### [THE TASK]
Gather the lines that hold the string "JSON".

(Rows from a figure dataset)
------------------------------

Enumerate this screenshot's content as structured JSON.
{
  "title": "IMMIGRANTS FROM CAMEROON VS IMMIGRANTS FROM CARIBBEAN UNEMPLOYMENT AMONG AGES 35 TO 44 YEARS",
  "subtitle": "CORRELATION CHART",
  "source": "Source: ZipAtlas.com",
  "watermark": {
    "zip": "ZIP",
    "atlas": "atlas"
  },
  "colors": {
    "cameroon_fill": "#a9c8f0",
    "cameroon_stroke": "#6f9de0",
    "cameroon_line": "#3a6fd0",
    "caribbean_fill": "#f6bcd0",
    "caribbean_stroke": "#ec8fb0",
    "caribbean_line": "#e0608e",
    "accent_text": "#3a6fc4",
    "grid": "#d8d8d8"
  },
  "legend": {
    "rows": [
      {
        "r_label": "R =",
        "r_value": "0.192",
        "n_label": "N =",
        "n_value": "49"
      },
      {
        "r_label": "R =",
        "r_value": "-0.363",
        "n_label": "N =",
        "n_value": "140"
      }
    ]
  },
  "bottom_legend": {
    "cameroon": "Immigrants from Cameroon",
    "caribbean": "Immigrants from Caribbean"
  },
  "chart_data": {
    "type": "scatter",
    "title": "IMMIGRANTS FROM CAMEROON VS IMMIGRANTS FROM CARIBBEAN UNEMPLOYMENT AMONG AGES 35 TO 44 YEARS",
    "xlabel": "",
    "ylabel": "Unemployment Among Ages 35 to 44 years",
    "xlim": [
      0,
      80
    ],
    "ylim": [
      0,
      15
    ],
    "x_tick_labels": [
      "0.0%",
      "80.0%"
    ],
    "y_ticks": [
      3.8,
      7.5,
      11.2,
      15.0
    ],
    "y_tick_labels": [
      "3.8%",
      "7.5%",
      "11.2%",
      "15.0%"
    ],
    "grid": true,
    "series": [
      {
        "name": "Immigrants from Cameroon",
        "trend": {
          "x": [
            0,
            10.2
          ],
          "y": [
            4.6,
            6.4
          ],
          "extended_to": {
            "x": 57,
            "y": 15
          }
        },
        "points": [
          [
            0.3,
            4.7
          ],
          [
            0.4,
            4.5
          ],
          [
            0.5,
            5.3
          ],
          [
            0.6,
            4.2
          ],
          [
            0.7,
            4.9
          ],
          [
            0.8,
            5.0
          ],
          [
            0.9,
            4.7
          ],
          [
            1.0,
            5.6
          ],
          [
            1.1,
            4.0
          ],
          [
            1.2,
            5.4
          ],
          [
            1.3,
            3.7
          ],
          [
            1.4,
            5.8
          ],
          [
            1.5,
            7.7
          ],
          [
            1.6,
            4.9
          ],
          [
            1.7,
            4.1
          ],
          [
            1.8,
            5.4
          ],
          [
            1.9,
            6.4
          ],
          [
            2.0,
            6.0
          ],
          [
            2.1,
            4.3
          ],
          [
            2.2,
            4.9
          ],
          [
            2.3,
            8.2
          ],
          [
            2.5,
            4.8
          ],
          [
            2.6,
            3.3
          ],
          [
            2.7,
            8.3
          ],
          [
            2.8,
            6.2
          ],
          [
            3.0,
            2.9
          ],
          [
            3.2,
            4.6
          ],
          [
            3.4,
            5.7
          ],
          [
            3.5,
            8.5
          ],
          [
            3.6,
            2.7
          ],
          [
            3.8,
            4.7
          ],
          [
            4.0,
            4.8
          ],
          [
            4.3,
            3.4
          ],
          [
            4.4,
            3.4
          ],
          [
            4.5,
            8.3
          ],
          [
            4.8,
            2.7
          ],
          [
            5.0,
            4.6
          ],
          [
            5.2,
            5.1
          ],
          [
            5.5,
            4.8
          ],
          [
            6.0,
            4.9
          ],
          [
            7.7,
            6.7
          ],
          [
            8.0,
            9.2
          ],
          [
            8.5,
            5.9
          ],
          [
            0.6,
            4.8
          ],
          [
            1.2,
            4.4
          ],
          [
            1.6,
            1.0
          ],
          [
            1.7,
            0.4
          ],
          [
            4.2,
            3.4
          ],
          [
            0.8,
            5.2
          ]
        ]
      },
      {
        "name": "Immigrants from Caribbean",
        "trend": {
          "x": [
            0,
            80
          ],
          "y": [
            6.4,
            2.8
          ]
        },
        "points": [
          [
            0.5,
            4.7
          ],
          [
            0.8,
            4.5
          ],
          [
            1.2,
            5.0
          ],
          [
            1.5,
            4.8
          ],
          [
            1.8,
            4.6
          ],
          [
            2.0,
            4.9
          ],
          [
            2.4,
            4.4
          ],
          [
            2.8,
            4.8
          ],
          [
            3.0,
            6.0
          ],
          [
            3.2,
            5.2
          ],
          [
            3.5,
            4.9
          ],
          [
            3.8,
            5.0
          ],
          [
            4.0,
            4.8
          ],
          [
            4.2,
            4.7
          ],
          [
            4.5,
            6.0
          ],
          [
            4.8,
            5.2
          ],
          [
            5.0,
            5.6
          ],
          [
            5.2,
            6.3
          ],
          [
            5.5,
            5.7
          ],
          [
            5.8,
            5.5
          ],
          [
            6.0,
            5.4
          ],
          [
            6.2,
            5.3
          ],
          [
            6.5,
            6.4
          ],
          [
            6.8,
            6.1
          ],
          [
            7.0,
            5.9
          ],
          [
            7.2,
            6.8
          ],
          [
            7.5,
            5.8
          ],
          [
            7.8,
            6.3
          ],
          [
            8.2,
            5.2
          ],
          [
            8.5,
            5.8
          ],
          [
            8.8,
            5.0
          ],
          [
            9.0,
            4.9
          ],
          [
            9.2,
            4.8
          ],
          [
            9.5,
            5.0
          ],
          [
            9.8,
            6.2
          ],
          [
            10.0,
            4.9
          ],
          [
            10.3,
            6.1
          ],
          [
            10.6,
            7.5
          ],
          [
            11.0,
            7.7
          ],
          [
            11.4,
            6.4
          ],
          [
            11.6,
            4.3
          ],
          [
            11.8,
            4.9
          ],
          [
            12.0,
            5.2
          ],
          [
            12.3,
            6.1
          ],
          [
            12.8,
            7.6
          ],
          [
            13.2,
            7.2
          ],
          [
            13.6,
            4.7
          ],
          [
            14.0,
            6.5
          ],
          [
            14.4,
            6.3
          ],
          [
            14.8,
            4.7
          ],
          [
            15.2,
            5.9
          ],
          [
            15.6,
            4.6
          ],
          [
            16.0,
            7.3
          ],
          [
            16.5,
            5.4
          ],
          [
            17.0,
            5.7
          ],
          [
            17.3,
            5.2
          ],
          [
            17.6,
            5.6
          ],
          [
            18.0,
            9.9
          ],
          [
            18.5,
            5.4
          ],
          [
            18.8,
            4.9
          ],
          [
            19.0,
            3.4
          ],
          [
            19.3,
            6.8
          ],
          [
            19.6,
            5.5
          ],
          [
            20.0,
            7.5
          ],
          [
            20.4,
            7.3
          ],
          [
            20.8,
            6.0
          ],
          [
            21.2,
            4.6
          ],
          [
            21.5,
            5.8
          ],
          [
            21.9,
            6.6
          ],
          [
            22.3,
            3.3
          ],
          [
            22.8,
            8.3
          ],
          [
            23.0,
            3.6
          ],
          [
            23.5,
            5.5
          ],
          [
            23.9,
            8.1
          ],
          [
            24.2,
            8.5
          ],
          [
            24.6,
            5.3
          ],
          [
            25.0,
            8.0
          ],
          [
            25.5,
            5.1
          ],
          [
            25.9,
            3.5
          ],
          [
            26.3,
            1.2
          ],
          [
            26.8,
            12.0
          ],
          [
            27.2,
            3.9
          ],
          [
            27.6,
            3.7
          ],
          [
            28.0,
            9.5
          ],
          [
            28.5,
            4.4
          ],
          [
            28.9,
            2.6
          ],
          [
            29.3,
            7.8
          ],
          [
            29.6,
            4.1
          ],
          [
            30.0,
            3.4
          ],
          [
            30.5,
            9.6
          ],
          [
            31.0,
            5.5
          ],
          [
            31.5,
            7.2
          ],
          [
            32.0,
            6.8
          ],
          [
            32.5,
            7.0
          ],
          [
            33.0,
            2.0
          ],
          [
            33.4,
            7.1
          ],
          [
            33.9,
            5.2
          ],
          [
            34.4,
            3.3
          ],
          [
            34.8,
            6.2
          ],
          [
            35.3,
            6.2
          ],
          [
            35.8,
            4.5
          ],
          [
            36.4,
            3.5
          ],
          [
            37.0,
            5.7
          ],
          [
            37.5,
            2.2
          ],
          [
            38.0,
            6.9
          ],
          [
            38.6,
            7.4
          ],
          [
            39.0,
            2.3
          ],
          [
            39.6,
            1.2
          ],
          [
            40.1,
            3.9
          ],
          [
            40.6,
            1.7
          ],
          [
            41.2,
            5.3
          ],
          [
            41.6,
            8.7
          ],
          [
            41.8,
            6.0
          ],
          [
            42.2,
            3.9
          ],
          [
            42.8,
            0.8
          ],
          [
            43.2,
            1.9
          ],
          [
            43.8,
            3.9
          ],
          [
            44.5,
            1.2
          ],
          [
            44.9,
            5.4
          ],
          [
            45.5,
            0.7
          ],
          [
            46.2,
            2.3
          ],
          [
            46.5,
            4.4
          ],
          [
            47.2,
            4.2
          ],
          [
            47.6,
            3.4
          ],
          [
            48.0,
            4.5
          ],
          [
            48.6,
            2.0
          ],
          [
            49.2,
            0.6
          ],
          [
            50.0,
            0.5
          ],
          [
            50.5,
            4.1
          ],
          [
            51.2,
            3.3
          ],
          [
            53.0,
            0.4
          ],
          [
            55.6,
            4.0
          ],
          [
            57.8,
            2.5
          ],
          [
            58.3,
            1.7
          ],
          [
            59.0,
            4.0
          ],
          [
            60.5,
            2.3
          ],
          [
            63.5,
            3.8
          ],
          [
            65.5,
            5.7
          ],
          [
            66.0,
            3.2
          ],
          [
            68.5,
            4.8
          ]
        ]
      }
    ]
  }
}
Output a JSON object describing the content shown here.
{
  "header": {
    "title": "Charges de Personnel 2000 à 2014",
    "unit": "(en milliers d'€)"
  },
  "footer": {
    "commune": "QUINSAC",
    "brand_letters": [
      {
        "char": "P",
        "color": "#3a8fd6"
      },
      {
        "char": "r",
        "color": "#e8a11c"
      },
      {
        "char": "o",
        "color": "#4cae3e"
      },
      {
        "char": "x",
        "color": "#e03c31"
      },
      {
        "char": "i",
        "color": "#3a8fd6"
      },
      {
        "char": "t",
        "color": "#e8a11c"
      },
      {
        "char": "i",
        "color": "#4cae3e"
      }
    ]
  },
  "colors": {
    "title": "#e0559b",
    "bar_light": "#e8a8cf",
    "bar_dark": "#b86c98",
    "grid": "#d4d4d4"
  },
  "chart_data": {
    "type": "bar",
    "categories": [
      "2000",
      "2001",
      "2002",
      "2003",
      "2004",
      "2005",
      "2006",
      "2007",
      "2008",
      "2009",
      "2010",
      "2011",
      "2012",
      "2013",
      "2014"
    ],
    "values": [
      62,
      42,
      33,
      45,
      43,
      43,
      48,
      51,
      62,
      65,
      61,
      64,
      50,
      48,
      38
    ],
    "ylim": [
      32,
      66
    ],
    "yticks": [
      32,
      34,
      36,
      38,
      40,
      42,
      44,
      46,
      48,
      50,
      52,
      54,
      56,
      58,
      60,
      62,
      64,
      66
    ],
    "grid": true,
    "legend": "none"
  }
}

------------------------------

### [SOLUTION TO THIS PROBLEM]
Enumerate this screenshot's content as structured JSON.
Output a JSON object describing the content shown here.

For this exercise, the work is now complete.